# [What to produce]
Please reproduce, word for word, the records from the start through the line containing "data-point <box>518 335 544 361</box>", including both ends.

Data lines
==============================

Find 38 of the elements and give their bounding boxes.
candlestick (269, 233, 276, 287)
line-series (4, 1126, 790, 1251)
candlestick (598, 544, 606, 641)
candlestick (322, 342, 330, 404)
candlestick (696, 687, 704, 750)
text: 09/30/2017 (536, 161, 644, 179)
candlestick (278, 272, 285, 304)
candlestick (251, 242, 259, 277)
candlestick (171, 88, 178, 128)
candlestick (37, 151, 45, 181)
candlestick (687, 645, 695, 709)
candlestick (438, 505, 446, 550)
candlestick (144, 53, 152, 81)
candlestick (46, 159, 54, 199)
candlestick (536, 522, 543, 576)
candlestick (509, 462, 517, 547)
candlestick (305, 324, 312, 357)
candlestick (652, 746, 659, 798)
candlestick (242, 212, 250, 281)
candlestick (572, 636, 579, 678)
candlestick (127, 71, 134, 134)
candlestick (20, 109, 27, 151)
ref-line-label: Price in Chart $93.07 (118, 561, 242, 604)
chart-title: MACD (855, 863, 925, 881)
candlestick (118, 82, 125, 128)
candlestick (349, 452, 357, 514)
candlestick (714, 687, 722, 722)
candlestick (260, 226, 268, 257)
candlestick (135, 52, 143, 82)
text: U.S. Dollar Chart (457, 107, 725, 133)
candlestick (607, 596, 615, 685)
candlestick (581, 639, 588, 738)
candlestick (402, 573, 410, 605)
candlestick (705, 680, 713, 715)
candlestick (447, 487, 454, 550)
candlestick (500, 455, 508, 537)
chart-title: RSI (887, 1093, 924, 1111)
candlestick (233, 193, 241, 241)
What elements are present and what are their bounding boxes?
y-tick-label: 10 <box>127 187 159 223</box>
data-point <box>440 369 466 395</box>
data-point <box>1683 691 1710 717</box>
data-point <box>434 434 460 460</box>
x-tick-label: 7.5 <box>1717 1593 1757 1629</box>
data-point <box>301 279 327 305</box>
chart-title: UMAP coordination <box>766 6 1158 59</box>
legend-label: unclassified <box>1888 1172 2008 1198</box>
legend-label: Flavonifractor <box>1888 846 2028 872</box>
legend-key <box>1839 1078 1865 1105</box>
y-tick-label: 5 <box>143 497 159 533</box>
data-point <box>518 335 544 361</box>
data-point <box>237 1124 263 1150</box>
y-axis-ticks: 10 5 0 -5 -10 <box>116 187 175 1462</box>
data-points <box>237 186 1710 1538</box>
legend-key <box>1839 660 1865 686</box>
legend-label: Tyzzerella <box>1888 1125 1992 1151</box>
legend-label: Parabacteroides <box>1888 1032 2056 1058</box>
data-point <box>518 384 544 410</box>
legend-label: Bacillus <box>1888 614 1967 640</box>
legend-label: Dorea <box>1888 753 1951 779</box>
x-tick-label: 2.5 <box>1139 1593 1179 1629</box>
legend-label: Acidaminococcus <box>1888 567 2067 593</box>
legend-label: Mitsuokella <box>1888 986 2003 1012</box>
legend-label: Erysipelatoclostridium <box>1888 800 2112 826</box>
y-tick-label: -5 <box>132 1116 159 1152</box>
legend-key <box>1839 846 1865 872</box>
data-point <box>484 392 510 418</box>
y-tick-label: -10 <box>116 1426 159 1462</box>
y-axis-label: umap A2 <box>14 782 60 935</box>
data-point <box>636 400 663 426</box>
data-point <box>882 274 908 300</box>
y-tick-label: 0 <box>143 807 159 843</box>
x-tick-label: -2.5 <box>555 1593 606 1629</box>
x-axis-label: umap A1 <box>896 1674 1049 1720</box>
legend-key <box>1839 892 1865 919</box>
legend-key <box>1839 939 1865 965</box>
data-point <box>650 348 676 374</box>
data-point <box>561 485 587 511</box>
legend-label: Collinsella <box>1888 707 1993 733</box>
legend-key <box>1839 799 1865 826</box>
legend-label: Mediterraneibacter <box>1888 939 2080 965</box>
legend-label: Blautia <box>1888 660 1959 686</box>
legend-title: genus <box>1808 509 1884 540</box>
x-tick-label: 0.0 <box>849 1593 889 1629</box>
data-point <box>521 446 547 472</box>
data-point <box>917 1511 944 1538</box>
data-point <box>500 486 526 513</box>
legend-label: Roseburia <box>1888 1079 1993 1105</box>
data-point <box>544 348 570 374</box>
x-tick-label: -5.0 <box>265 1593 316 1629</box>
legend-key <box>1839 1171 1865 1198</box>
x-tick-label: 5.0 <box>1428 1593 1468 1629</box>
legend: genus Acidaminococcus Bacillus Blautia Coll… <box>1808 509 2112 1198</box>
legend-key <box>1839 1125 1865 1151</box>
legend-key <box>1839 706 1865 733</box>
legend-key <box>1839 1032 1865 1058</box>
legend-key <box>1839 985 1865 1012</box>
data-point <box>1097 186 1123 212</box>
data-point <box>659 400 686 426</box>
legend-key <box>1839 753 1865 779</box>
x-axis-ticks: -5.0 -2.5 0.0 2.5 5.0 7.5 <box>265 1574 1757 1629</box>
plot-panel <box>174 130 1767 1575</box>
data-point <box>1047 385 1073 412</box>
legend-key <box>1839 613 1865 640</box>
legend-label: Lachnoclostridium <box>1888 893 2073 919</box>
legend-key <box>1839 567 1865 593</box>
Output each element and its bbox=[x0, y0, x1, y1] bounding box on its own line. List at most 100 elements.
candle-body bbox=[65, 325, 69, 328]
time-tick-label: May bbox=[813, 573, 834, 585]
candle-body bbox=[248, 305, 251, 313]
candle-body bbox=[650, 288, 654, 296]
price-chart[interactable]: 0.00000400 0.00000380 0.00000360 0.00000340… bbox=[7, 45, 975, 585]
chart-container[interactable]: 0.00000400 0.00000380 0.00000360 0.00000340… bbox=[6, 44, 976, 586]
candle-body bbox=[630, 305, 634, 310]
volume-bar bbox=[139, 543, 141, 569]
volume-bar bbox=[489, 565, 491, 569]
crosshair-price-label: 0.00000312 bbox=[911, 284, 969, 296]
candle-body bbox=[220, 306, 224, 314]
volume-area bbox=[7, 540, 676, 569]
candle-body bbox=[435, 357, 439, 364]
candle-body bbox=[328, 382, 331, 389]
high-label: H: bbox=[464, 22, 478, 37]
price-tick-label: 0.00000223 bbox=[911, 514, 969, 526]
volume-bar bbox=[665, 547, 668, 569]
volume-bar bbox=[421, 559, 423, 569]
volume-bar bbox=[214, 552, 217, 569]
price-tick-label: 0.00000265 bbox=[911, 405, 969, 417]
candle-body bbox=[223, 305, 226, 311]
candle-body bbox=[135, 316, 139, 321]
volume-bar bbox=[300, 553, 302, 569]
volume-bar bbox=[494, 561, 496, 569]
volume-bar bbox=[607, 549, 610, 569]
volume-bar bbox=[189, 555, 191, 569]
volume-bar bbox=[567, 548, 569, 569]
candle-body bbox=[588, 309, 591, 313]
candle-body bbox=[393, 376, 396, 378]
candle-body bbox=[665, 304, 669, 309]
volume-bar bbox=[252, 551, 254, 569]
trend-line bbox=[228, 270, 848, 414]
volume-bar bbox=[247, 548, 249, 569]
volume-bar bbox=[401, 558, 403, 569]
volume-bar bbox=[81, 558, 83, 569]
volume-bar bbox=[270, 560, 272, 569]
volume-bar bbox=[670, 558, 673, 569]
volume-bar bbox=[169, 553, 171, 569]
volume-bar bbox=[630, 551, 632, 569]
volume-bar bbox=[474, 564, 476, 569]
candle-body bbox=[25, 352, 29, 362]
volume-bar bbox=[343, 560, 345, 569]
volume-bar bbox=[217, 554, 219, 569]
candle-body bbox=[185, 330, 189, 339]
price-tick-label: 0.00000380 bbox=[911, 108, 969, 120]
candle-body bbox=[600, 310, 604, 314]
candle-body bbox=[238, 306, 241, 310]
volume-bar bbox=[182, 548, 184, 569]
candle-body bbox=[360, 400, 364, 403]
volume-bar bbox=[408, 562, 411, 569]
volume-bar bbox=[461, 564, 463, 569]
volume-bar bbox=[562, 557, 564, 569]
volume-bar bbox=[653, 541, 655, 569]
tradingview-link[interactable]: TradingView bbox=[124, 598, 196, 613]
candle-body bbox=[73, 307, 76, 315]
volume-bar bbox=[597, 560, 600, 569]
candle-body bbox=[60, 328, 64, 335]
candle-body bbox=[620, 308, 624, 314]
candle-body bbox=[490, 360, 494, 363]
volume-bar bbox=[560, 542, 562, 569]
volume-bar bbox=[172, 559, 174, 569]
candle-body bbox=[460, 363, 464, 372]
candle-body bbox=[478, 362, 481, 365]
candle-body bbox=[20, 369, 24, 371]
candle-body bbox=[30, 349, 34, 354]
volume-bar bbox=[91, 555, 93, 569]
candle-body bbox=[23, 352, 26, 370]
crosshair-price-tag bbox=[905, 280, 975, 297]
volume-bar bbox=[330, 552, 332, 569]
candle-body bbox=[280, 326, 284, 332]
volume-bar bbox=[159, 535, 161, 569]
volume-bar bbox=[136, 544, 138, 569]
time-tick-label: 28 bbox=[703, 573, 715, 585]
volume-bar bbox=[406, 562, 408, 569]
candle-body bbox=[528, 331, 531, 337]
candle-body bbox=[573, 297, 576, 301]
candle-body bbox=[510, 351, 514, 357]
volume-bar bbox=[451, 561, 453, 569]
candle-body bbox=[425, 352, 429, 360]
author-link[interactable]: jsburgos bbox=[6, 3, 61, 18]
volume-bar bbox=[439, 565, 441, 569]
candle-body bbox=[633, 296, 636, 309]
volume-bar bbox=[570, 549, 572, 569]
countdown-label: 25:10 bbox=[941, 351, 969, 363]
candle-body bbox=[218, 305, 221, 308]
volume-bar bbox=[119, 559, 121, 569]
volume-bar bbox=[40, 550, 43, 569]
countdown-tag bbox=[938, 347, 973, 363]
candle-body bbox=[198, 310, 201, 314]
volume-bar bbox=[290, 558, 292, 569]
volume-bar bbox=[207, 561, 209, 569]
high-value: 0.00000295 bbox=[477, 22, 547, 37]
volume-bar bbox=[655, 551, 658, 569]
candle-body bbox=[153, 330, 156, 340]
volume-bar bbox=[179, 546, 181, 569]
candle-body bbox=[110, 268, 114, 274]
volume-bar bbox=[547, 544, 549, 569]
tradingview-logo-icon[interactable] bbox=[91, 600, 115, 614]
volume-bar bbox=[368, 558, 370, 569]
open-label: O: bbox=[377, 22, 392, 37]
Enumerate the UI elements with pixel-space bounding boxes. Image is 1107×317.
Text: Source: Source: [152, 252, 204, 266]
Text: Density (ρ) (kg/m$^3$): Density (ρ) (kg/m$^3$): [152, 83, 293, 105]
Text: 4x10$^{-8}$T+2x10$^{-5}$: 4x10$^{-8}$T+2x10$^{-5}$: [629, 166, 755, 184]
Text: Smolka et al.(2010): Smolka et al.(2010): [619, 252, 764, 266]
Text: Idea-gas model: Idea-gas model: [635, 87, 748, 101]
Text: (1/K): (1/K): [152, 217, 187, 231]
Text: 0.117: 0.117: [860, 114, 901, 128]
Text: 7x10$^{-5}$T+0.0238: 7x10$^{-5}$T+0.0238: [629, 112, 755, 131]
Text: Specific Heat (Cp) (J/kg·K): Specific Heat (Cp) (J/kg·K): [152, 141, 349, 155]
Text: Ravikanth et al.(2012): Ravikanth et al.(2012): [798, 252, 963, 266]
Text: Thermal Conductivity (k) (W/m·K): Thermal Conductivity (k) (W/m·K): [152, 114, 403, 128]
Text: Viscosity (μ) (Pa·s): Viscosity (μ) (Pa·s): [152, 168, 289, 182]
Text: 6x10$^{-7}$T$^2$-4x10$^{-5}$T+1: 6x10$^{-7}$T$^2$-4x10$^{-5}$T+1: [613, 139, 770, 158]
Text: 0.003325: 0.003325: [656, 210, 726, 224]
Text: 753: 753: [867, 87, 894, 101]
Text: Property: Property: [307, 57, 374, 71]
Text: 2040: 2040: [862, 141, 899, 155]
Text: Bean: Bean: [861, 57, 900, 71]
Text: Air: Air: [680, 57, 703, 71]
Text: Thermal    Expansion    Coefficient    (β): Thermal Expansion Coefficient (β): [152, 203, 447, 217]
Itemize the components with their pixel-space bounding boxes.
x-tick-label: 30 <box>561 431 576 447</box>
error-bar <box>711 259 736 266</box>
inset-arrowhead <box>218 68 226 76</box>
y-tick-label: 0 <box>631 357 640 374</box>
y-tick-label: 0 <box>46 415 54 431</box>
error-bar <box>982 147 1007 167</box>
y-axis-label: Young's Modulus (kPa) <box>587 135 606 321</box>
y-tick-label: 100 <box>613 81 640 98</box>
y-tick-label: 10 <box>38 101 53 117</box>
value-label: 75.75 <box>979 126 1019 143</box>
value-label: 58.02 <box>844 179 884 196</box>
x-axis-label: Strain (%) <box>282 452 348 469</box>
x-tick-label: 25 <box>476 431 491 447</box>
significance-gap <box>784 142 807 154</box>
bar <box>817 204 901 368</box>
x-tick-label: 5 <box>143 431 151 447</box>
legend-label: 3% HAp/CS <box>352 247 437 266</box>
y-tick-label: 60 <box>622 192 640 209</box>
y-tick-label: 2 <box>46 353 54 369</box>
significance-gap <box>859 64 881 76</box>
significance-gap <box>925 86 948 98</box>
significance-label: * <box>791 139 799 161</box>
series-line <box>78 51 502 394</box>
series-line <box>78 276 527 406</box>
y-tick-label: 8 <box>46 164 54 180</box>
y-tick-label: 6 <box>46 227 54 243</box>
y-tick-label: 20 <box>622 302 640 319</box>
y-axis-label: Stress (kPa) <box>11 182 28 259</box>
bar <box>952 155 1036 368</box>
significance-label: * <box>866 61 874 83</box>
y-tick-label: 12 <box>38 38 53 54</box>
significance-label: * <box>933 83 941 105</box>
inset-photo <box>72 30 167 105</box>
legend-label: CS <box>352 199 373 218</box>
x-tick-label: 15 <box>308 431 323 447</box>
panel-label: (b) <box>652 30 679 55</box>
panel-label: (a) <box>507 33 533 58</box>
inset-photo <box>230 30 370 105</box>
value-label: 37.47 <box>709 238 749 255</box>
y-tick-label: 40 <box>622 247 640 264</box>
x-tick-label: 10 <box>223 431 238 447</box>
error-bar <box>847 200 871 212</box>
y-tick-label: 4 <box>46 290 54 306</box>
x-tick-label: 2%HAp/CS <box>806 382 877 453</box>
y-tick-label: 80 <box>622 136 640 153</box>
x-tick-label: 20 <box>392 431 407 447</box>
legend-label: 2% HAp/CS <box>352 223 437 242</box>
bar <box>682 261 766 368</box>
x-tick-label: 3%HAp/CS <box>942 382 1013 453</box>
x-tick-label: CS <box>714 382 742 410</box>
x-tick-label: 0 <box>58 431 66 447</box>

==============================

# [Solution]
Find 38 of the elements and give their bounding boxes.
candlestick (269, 233, 276, 287)
line-series (4, 1126, 790, 1251)
candlestick (598, 544, 606, 641)
candlestick (322, 342, 330, 404)
candlestick (696, 687, 704, 750)
text: 09/30/2017 (536, 161, 644, 179)
candlestick (278, 272, 285, 304)
candlestick (251, 242, 259, 277)
candlestick (171, 88, 178, 128)
candlestick (37, 151, 45, 181)
candlestick (687, 645, 695, 709)
candlestick (438, 505, 446, 550)
candlestick (144, 53, 152, 81)
candlestick (46, 159, 54, 199)
candlestick (536, 522, 543, 576)
candlestick (509, 462, 517, 547)
candlestick (305, 324, 312, 357)
candlestick (652, 746, 659, 798)
candlestick (242, 212, 250, 281)
candlestick (572, 636, 579, 678)
candlestick (127, 71, 134, 134)
candlestick (20, 109, 27, 151)
ref-line-label: Price in Chart $93.07 (118, 561, 242, 604)
chart-title: MACD (855, 863, 925, 881)
candlestick (118, 82, 125, 128)
candlestick (349, 452, 357, 514)
candlestick (714, 687, 722, 722)
candlestick (260, 226, 268, 257)
candlestick (135, 52, 143, 82)
text: U.S. Dollar Chart (457, 107, 725, 133)
candlestick (607, 596, 615, 685)
candlestick (581, 639, 588, 738)
candlestick (402, 573, 410, 605)
candlestick (705, 680, 713, 715)
candlestick (447, 487, 454, 550)
candlestick (500, 455, 508, 537)
chart-title: RSI (887, 1093, 924, 1111)
candlestick (233, 193, 241, 241)
What elements are present and what are their bounding boxes?
y-tick-label: 10 <box>127 187 159 223</box>
data-point <box>440 369 466 395</box>
data-point <box>1683 691 1710 717</box>
data-point <box>434 434 460 460</box>
x-tick-label: 7.5 <box>1717 1593 1757 1629</box>
data-point <box>301 279 327 305</box>
chart-title: UMAP coordination <box>766 6 1158 59</box>
legend-label: unclassified <box>1888 1172 2008 1198</box>
legend-label: Flavonifractor <box>1888 846 2028 872</box>
legend-key <box>1839 1078 1865 1105</box>
y-tick-label: 5 <box>143 497 159 533</box>
data-point <box>518 335 544 361</box>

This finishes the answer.